Exercise details: Your task is to reproduce the material exactly.

Records to process:
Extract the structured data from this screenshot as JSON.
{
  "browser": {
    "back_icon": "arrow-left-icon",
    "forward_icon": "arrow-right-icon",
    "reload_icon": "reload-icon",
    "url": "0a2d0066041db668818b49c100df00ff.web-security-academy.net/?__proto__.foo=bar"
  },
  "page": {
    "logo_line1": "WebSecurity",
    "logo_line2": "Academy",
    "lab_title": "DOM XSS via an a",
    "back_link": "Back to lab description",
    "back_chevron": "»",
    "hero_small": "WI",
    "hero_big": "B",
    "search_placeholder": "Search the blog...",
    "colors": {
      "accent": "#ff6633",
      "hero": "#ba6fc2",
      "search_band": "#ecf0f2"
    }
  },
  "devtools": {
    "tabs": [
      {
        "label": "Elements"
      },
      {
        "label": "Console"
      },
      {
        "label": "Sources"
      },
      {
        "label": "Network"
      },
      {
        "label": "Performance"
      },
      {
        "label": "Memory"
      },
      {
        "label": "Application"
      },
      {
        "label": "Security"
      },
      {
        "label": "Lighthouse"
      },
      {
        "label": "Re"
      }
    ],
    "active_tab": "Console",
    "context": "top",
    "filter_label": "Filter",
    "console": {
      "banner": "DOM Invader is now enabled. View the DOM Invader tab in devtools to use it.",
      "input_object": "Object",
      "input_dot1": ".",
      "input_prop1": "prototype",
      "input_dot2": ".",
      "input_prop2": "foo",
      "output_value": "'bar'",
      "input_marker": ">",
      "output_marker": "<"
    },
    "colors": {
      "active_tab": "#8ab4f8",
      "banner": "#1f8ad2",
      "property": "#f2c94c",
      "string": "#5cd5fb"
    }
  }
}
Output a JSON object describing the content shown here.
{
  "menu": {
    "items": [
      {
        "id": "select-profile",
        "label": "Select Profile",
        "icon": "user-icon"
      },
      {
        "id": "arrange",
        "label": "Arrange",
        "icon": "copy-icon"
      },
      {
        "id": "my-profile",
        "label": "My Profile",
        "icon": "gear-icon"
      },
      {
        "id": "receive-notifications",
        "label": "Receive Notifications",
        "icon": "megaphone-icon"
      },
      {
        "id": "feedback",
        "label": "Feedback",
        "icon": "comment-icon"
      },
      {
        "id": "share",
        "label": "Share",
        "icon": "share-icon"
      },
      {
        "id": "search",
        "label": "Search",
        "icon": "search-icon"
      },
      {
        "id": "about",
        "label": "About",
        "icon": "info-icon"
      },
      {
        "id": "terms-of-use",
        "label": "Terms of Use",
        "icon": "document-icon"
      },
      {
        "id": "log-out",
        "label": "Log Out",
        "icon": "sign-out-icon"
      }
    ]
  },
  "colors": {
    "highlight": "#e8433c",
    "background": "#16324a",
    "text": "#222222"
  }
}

Written response:
Extract the structured data from this screenshot as JSON.
{
  "browser": {
    "back_icon": "arrow-left-icon",
    "forward_icon": "arrow-right-icon",
    "reload_icon": "reload-icon",
    "url": "0a2d0066041db668818b49c100df00ff.web-security-academy.net/?__proto__.foo=bar"
  },
  "page": {
    "logo_line1": "WebSecurity",
    "logo_line2": "Academy",
    "lab_title": "DOM XSS via an a",
    "back_link": "Back to lab description",
    "back_chevron": "»",
    "hero_small": "WI",
    "hero_big": "B",
    "search_placeholder": "Search the blog...",
    "colors": {
      "accent": "#ff6633",
      "hero": "#ba6fc2",
      "search_band": "#ecf0f2"
    }
  },
  "devtools": {
    "tabs": [
      {
        "label": "Elements"
      },
      {
        "label": "Console"
      },
      {
        "label": "Sources"
      },
      {
        "label": "Network"
      },
      {
        "label": "Performance"
      },
      {
        "label": "Memory"
      },
      {
        "label": "Application"
      },
      {
        "label": "Security"
      },
      {
        "label": "Lighthouse"
      },
      {
        "label": "Re"
      }
    ],
    "active_tab": "Console",
    "context": "top",
    "filter_label": "Filter",
    "console": {
      "banner": "DOM Invader is now enabled. View the DOM Invader tab in devtools to use it.",
      "input_object": "Object",
      "input_dot1": ".",
      "input_prop1": "prototype",
      "input_dot2": ".",
      "input_prop2": "foo",
      "output_value": "'bar'",
      "input_marker": ">",
      "output_marker": "<"
    },
    "colors": {
      "active_tab": "#8ab4f8",
      "banner": "#1f8ad2",
      "property": "#f2c94c",
      "string": "#5cd5fb"
    }
  }
}
Output a JSON object describing the content shown here.
{
  "menu": {
    "items": [
      {
        "id": "select-profile",
        "label": "Select Profile",
        "icon": "user-icon"
      },
      {
        "id": "arrange",
        "label": "Arrange",
        "icon": "copy-icon"
      },
      {
        "id": "my-profile",
        "label": "My Profile",
        "icon": "gear-icon"
      },
      {
        "id": "receive-notifications",
        "label": "Receive Notifications",
        "icon": "megaphone-icon"
      },
      {
        "id": "feedback",
        "label": "Feedback",
        "icon": "comment-icon"
      },
      {
        "id": "share",
        "label": "Share",
        "icon": "share-icon"
      },
      {
        "id": "search",
        "label": "Search",
        "icon": "search-icon"
      },
      {
        "id": "about",
        "label": "About",
        "icon": "info-icon"
      },
      {
        "id": "terms-of-use",
        "label": "Terms of Use",
        "icon": "document-icon"
      },
      {
        "id": "log-out",
        "label": "Log Out",
        "icon": "sign-out-icon"
      }
    ]
  },
  "colors": {
    "highlight": "#e8433c",
    "background": "#16324a",
    "text": "#222222"
  }
}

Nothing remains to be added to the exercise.